# Your task
Exactly reproduce each line of the listing that follows.

[Data records]

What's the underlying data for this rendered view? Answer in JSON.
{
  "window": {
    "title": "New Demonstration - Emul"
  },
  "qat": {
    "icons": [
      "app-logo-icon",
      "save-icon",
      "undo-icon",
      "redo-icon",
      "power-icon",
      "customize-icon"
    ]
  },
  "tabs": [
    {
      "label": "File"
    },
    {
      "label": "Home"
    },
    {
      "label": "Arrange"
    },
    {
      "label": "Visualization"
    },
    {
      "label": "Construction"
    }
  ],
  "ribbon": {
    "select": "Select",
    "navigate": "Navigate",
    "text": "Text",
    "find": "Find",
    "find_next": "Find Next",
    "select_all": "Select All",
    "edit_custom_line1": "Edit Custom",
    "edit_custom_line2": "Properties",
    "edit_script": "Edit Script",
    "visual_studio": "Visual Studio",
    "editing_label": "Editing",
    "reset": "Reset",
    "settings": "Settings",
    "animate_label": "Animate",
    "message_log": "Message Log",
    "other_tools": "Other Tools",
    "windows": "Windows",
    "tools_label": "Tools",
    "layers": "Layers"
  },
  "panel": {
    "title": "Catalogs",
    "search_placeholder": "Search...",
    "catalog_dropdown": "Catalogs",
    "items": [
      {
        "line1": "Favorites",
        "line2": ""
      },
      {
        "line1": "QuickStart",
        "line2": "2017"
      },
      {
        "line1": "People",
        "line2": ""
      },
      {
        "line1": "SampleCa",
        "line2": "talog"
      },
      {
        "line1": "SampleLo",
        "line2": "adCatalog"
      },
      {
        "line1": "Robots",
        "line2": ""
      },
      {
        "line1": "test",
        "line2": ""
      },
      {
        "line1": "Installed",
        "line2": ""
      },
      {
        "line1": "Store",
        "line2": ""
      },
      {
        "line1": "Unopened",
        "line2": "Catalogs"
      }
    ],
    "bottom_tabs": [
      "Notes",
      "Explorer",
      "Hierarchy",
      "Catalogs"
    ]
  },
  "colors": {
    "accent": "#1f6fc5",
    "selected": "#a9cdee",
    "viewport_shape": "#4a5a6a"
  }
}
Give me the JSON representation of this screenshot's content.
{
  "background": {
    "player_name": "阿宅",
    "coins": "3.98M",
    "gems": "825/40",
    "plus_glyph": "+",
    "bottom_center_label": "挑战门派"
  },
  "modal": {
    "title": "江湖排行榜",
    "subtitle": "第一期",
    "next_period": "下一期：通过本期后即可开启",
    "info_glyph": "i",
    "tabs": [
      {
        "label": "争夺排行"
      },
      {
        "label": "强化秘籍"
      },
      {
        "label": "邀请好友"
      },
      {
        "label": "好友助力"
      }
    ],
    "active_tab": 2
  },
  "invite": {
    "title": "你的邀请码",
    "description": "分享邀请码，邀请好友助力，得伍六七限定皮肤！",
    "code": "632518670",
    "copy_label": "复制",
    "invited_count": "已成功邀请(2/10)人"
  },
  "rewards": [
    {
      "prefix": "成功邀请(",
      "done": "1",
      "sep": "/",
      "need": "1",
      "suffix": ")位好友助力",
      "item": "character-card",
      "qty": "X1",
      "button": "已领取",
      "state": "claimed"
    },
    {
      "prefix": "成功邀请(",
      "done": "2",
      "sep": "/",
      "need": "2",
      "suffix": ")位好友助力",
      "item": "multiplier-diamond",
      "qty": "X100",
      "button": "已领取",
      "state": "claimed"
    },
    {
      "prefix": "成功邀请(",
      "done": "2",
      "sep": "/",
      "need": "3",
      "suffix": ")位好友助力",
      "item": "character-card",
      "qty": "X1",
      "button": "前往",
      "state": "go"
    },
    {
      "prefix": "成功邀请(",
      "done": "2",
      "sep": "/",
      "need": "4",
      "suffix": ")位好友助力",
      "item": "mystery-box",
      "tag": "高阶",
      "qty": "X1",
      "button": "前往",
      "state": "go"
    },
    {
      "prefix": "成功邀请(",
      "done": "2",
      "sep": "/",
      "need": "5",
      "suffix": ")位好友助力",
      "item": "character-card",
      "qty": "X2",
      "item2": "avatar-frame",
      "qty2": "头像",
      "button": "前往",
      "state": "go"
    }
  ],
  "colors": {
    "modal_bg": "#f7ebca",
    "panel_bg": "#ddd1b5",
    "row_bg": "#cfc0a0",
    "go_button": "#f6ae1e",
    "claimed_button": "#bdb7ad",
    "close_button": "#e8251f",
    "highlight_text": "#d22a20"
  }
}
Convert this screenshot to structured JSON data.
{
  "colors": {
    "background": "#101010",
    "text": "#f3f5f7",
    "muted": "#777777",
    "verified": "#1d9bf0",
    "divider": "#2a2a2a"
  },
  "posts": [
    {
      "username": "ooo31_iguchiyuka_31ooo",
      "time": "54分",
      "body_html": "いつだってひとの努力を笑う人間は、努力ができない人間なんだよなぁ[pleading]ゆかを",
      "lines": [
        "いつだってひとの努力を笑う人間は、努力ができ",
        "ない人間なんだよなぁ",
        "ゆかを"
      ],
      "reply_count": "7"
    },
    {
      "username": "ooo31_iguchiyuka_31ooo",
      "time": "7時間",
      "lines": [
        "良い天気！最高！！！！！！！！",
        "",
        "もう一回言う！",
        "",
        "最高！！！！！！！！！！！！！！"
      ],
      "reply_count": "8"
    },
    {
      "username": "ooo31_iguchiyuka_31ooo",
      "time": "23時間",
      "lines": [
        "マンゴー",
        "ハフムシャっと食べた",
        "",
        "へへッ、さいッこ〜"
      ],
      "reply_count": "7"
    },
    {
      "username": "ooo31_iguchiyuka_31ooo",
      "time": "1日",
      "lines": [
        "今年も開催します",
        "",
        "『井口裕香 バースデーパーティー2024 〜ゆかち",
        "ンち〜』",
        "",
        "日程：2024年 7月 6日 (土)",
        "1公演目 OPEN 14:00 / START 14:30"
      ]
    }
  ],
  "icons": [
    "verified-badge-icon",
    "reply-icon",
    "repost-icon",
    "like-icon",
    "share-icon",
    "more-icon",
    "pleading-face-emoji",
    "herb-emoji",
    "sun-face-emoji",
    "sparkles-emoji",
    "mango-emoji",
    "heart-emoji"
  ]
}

# Solution
What's the underlying data for this rendered view? Answer in JSON.
{
  "window": {
    "title": "New Demonstration - Emul"
  },
  "qat": {
    "icons": [
      "app-logo-icon",
      "save-icon",
      "undo-icon",
      "redo-icon",
      "power-icon",
      "customize-icon"
    ]
  },
  "tabs": [
    {
      "label": "File"
    },
    {
      "label": "Home"
    },
    {
      "label": "Arrange"
    },
    {
      "label": "Visualization"
    },
    {
      "label": "Construction"
    }
  ],
  "ribbon": {
    "select": "Select",
    "navigate": "Navigate",
    "text": "Text",
    "find": "Find",
    "find_next": "Find Next",
    "select_all": "Select All",
    "edit_custom_line1": "Edit Custom",
    "edit_custom_line2": "Properties",
    "edit_script": "Edit Script",
    "visual_studio": "Visual Studio",
    "editing_label": "Editing",
    "reset": "Reset",
    "settings": "Settings",
    "animate_label": "Animate",
    "message_log": "Message Log",
    "other_tools": "Other Tools",
    "windows": "Windows",
    "tools_label": "Tools",
    "layers": "Layers"
  },
  "panel": {
    "title": "Catalogs",
    "search_placeholder": "Search...",
    "catalog_dropdown": "Catalogs",
    "items": [
      {
        "line1": "Favorites",
        "line2": ""
      },
      {
        "line1": "QuickStart",
        "line2": "2017"
      },
      {
        "line1": "People",
        "line2": ""
      },
      {
        "line1": "SampleCa",
        "line2": "talog"
      },
      {
        "line1": "SampleLo",
        "line2": "adCatalog"
      },
      {
        "line1": "Robots",
        "line2": ""
      },
      {
        "line1": "test",
        "line2": ""
      },
      {
        "line1": "Installed",
        "line2": ""
      },
      {
        "line1": "Store",
        "line2": ""
      },
      {
        "line1": "Unopened",
        "line2": "Catalogs"
      }
    ],
    "bottom_tabs": [
      "Notes",
      "Explorer",
      "Hierarchy",
      "Catalogs"
    ]
  },
  "colors": {
    "accent": "#1f6fc5",
    "selected": "#a9cdee",
    "viewport_shape": "#4a5a6a"
  }
}
Give me the JSON representation of this screenshot's content.
{
  "background": {
    "player_name": "阿宅",
    "coins": "3.98M",
    "gems": "825/40",
    "plus_glyph": "+",
    "bottom_center_label": "挑战门派"
  },
  "modal": {
    "title": "江湖排行榜",
    "subtitle": "第一期",
    "next_period": "下一期：通过本期后即可开启",
    "info_glyph": "i",
    "tabs": [
      {
        "label": "争夺排行"
      },
      {
        "label": "强化秘籍"
      },
      {
        "label": "邀请好友"
      },
      {
        "label": "好友助力"
      }
    ],
    "active_tab": 2
  },
  "invite": {
    "title": "你的邀请码",
    "description": "分享邀请码，邀请好友助力，得伍六七限定皮肤！",
    "code": "632518670",
    "copy_label": "复制",
    "invited_count": "已成功邀请(2/10)人"
  },
  "rewards": [
    {
      "prefix": "成功邀请(",
      "done": "1",
      "sep": "/",
      "need": "1",
      "suffix": ")位好友助力",
      "item": "character-card",
      "qty": "X1",
      "button": "已领取",
      "state": "claimed"
    },
    {
      "prefix": "成功邀请(",
      "done": "2",
      "sep": "/",
      "need": "2",
      "suffix": ")位好友助力",
      "item": "multiplier-diamond",
      "qty": "X100",
      "button": "已领取",
      "state": "claimed"
    },
    {
      "prefix": "成功邀请(",
      "done": "2",
      "sep": "/",
      "need": "3",
      "suffix": ")位好友助力",
      "item": "character-card",
      "qty": "X1",
      "button": "前往",
      "state": "go"
    },
    {
      "prefix": "成功邀请(",
      "done": "2",
      "sep": "/",
      "need": "4",
      "suffix": ")位好友助力",
      "item": "mystery-box",
      "tag": "高阶",
      "qty": "X1",
      "button": "前往",
      "state": "go"
    },
    {
      "prefix": "成功邀请(",
      "done": "2",
      "sep": "/",
      "need": "5",
      "suffix": ")位好友助力",
      "item": "character-card",
      "qty": "X2",
      "item2": "avatar-frame",
      "qty2": "头像",
      "button": "前往",
      "state": "go"
    }
  ],
  "colors": {
    "modal_bg": "#f7ebca",
    "panel_bg": "#ddd1b5",
    "row_bg": "#cfc0a0",
    "go_button": "#f6ae1e",
    "claimed_button": "#bdb7ad",
    "close_button": "#e8251f",
    "highlight_text": "#d22a20"
  }
}
Convert this screenshot to structured JSON data.
{
  "colors": {
    "background": "#101010",
    "text": "#f3f5f7",
    "muted": "#777777",
    "verified": "#1d9bf0",
    "divider": "#2a2a2a"
  },
  "posts": [
    {
      "username": "ooo31_iguchiyuka_31ooo",
      "time": "54分",
      "body_html": "いつだってひとの努力を笑う人間は、努力ができない人間なんだよなぁ[pleading]ゆかを",
      "lines": [
        "いつだってひとの努力を笑う人間は、努力ができ",
        "ない人間なんだよなぁ",
        "ゆかを"
      ],
      "reply_count": "7"
    },
    {
      "username": "ooo31_iguchiyuka_31ooo",
      "time": "7時間",
      "lines": [
        "良い天気！最高！！！！！！！！",
        "",
        "もう一回言う！",
        "",
        "最高！！！！！！！！！！！！！！"
      ],
      "reply_count": "8"
    },
    {
      "username": "ooo31_iguchiyuka_31ooo",
      "time": "23時間",
      "lines": [
        "マンゴー",
        "ハフムシャっと食べた",
        "",
        "へへッ、さいッこ〜"
      ],
      "reply_count": "7"
    },
    {
      "username": "ooo31_iguchiyuka_31ooo",
      "time": "1日",
      "lines": [
        "今年も開催します",
        "",
        "『井口裕香 バースデーパーティー2024 〜ゆかち",
        "ンち〜』",
        "",
        "日程：2024年 7月 6日 (土)",
        "1公演目 OPEN 14:00 / START 14:30"
      ]
    }
  ],
  "icons": [
    "verified-badge-icon",
    "reply-icon",
    "repost-icon",
    "like-icon",
    "share-icon",
    "more-icon",
    "pleading-face-emoji",
    "herb-emoji",
    "sun-face-emoji",
    "sparkles-emoji",
    "mango-emoji",
    "heart-emoji"
  ]
}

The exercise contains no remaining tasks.